(Collected data)

^^^^^^^^

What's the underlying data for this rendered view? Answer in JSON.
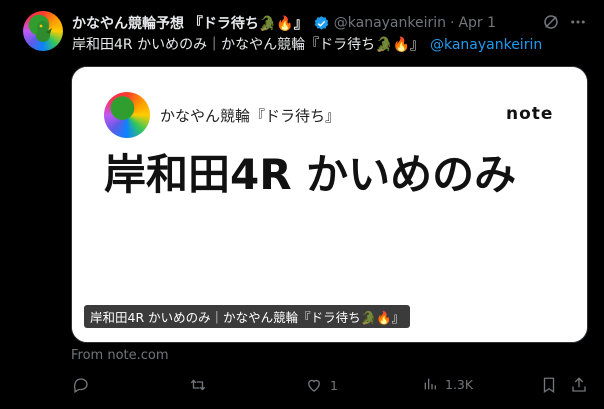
{
  "tweet": {
    "display_name": "かなやん競輪予想 『ドラ待ち🐊🔥』",
    "handle": "@kanayankeirin",
    "separator": "·",
    "time": "Apr 1",
    "text": "岸和田4R かいめのみ｜かなやん競輪『ドラ待ち🐊🔥』",
    "mention": "@kanayankeirin",
    "colors": {
      "accent": "#1d9bf0",
      "text": "#e7e9ea",
      "muted": "#71767b",
      "bg": "#000000"
    }
  },
  "card": {
    "author": "かなやん競輪『ドラ待ち』",
    "logo": "note",
    "title": "岸和田4R かいめのみ",
    "caption": "岸和田4R かいめのみ｜かなやん競輪『ドラ待ち🐊🔥』",
    "source": "From note.com"
  },
  "actions": {
    "reply_count": "",
    "retweet_count": "",
    "like_count": "1",
    "views_count": "1.3K"
  },
  "icons": [
    "verified-icon",
    "grok-icon",
    "more-icon",
    "reply-icon",
    "retweet-icon",
    "like-icon",
    "views-icon",
    "bookmark-icon",
    "share-icon"
  ]
}
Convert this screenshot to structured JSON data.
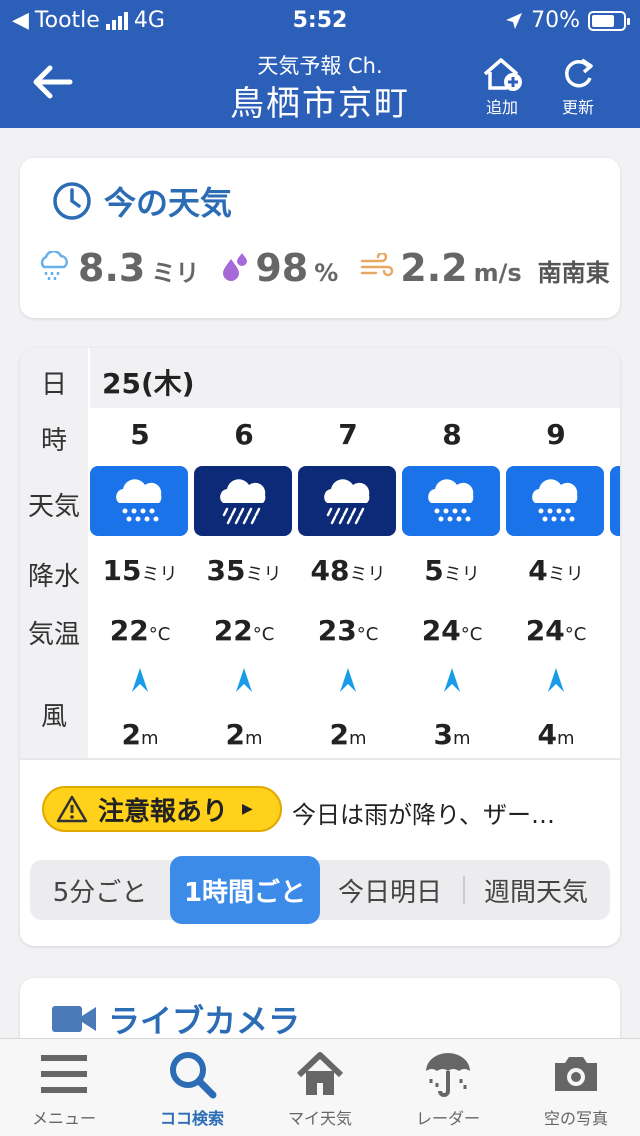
{
  "status": {
    "carrier": "Tootle",
    "network": "4G",
    "time": "5:52",
    "battery": "70%"
  },
  "header": {
    "subtitle": "天気予報 Ch.",
    "title": "鳥栖市京町",
    "add_label": "追加",
    "refresh_label": "更新"
  },
  "now": {
    "title": "今の天気",
    "precip_value": "8.3",
    "precip_unit": "ミリ",
    "humidity_value": "98",
    "humidity_unit": "%",
    "wind_value": "2.2",
    "wind_unit": "m/s",
    "wind_dir": "南南東"
  },
  "forecast": {
    "labels": {
      "day": "日",
      "hour": "時",
      "weather": "天気",
      "precip": "降水",
      "temp": "気温",
      "wind": "風"
    },
    "date": "25(木)",
    "precip_unit": "ミリ",
    "temp_unit": "°C",
    "wind_unit": "m",
    "hours": [
      {
        "hour": "5",
        "weather": "rain",
        "precip": "15",
        "temp": "22",
        "wind": "2"
      },
      {
        "hour": "6",
        "weather": "heavy-rain",
        "precip": "35",
        "temp": "22",
        "wind": "2"
      },
      {
        "hour": "7",
        "weather": "heavy-rain",
        "precip": "48",
        "temp": "23",
        "wind": "2"
      },
      {
        "hour": "8",
        "weather": "rain",
        "precip": "5",
        "temp": "24",
        "wind": "3"
      },
      {
        "hour": "9",
        "weather": "rain",
        "precip": "4",
        "temp": "24",
        "wind": "4"
      }
    ]
  },
  "alert": {
    "badge": "注意報あり",
    "text": "今日は雨が降り、ザー…"
  },
  "segments": {
    "s1": "5分ごと",
    "s2": "1時間ごと",
    "s3": "今日明日",
    "s4": "週間天気"
  },
  "live": {
    "title": "ライブカメラ"
  },
  "tabs": {
    "menu": "メニュー",
    "search": "ココ検索",
    "my": "マイ天気",
    "radar": "レーダー",
    "photo": "空の写真"
  },
  "colors": {
    "brand": "#2c5fb8",
    "rain_blue": "#1a73e8",
    "heavy_rain_navy": "#0d2a78",
    "alert_yellow": "#ffd11a",
    "active_segment": "#3d8be8"
  }
}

^^^^^^^^

▶ _DESCRIPTION OF THE TASK_:
Retype exactly, and only, the lines from the one containing "Convert this screenshot" through the end of the material, leaving aside every picture.

▶ _FINISHED TASK_:
Convert this screenshot to structured JSON data.
{
  "status": {
    "carrier": "Tootle",
    "network": "4G",
    "time": "5:52",
    "battery": "70%"
  },
  "header": {
    "subtitle": "天気予報 Ch.",
    "title": "鳥栖市京町",
    "add_label": "追加",
    "refresh_label": "更新"
  },
  "now": {
    "title": "今の天気",
    "precip_value": "8.3",
    "precip_unit": "ミリ",
    "humidity_value": "98",
    "humidity_unit": "%",
    "wind_value": "2.2",
    "wind_unit": "m/s",
    "wind_dir": "南南東"
  },
  "forecast": {
    "labels": {
      "day": "日",
      "hour": "時",
      "weather": "天気",
      "precip": "降水",
      "temp": "気温",
      "wind": "風"
    },
    "date": "25(木)",
    "precip_unit": "ミリ",
    "temp_unit": "°C",
    "wind_unit": "m",
    "hours": [
      {
        "hour": "5",
        "weather": "rain",
        "precip": "15",
        "temp": "22",
        "wind": "2"
      },
      {
        "hour": "6",
        "weather": "heavy-rain",
        "precip": "35",
        "temp": "22",
        "wind": "2"
      },
      {
        "hour": "7",
        "weather": "heavy-rain",
        "precip": "48",
        "temp": "23",
        "wind": "2"
      },
      {
        "hour": "8",
        "weather": "rain",
        "precip": "5",
        "temp": "24",
        "wind": "3"
      },
      {
        "hour": "9",
        "weather": "rain",
        "precip": "4",
        "temp": "24",
        "wind": "4"
      }
    ]
  },
  "alert": {
    "badge": "注意報あり",
    "text": "今日は雨が降り、ザー…"
  },
  "segments": {
    "s1": "5分ごと",
    "s2": "1時間ごと",
    "s3": "今日明日",
    "s4": "週間天気"
  },
  "live": {
    "title": "ライブカメラ"
  },
  "tabs": {
    "menu": "メニュー",
    "search": "ココ検索",
    "my": "マイ天気",
    "radar": "レーダー",
    "photo": "空の写真"
  },
  "colors": {
    "brand": "#2c5fb8",
    "rain_blue": "#1a73e8",
    "heavy_rain_navy": "#0d2a78",
    "alert_yellow": "#ffd11a",
    "active_segment": "#3d8be8"
  }
}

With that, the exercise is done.